Dataset rows:
• • • •

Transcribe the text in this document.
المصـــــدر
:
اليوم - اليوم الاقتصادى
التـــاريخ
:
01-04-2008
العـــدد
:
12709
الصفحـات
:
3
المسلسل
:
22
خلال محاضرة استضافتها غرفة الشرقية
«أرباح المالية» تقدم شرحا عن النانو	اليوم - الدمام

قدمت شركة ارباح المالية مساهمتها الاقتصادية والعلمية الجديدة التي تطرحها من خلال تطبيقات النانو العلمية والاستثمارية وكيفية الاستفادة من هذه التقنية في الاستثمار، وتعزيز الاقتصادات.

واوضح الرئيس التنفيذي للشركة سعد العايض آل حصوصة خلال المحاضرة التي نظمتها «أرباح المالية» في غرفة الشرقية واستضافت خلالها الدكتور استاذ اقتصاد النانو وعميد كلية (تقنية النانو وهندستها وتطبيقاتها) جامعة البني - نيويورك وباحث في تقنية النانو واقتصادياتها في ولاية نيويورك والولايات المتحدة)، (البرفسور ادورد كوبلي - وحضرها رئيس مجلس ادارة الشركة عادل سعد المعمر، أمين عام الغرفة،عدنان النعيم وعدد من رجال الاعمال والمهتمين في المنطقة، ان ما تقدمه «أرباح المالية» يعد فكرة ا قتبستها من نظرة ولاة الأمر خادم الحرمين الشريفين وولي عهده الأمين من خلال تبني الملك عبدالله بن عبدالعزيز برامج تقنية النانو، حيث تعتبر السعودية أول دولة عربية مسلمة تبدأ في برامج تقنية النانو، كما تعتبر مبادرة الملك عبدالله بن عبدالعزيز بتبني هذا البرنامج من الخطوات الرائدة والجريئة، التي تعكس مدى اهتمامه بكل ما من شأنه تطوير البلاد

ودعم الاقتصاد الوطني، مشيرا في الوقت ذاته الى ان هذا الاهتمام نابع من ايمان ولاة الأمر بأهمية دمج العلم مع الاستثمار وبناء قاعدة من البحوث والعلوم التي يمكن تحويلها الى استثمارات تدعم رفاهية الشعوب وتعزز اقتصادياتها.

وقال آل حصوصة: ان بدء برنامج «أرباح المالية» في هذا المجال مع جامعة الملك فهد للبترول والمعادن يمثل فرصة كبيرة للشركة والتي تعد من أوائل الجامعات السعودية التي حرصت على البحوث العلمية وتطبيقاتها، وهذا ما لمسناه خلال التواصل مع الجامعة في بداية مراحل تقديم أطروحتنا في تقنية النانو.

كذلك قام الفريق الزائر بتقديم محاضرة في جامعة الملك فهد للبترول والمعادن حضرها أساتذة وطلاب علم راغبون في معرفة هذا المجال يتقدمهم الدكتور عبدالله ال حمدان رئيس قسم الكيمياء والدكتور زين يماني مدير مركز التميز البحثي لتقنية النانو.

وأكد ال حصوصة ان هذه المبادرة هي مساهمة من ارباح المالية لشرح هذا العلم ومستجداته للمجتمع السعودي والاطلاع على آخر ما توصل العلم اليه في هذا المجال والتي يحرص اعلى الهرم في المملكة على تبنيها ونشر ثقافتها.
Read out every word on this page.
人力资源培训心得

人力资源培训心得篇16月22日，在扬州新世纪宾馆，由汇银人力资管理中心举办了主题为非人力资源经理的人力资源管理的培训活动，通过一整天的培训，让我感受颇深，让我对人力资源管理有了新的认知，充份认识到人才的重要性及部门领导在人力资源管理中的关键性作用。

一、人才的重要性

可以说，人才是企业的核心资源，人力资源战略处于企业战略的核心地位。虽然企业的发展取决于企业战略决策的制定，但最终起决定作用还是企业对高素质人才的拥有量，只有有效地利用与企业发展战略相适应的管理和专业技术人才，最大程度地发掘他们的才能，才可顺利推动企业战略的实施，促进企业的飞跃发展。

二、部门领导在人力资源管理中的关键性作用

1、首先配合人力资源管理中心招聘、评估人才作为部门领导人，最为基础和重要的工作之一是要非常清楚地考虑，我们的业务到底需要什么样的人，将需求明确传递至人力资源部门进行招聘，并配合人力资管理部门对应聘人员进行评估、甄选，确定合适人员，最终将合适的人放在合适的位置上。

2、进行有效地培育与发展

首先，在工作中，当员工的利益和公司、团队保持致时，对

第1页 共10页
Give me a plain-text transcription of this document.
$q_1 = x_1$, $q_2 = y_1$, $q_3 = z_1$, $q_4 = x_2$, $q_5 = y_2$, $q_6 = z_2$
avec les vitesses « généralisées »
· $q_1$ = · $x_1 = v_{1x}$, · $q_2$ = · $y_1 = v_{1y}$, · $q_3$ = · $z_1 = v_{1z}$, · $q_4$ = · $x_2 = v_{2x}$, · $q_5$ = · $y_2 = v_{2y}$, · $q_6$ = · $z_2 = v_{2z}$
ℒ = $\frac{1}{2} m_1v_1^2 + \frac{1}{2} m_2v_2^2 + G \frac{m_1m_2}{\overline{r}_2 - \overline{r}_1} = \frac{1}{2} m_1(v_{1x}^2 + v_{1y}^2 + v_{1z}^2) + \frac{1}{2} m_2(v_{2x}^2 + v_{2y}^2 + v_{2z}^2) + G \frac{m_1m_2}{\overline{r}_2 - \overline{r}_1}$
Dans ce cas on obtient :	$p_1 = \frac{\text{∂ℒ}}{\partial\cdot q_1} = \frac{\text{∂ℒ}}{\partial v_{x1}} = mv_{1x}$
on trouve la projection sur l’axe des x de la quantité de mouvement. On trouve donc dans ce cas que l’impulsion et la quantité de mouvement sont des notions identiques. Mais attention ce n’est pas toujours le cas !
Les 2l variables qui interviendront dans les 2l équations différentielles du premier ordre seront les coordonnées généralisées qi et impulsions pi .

• • • •

Exercise task:
For each line in the data above that contains the string "المجال", extract the line.

Solution:
وقال آل حصوصة: ان بدء برنامج «أرباح المالية» في هذا المجال مع جامعة الملك فهد للبترول والمعادن يمثل فرصة كبيرة للشركة والتي تعد من أوائل الجامعات السعودية التي حرصت على البحوث العلمية وتطبيقاتها، وهذا ما لمسناه خلال التواصل مع الجامعة في بداية مراحل تقديم أطروحتنا في تقنية النانو.
كذلك قام الفريق الزائر بتقديم محاضرة في جامعة الملك فهد للبترول والمعادن حضرها أساتذة وطلاب علم راغبون في معرفة هذا المجال يتقدمهم الدكتور عبدالله ال حمدان رئيس قسم الكيمياء والدكتور زين يماني مدير مركز التميز البحثي لتقنية النانو.
وأكد ال حصوصة ان هذه المبادرة هي مساهمة من ارباح المالية لشرح هذا العلم ومستجداته للمجتمع السعودي والاطلاع على آخر ما توصل العلم اليه في هذا المجال والتي يحرص اعلى الهرم في المملكة على تبنيها ونشر ثقافتها.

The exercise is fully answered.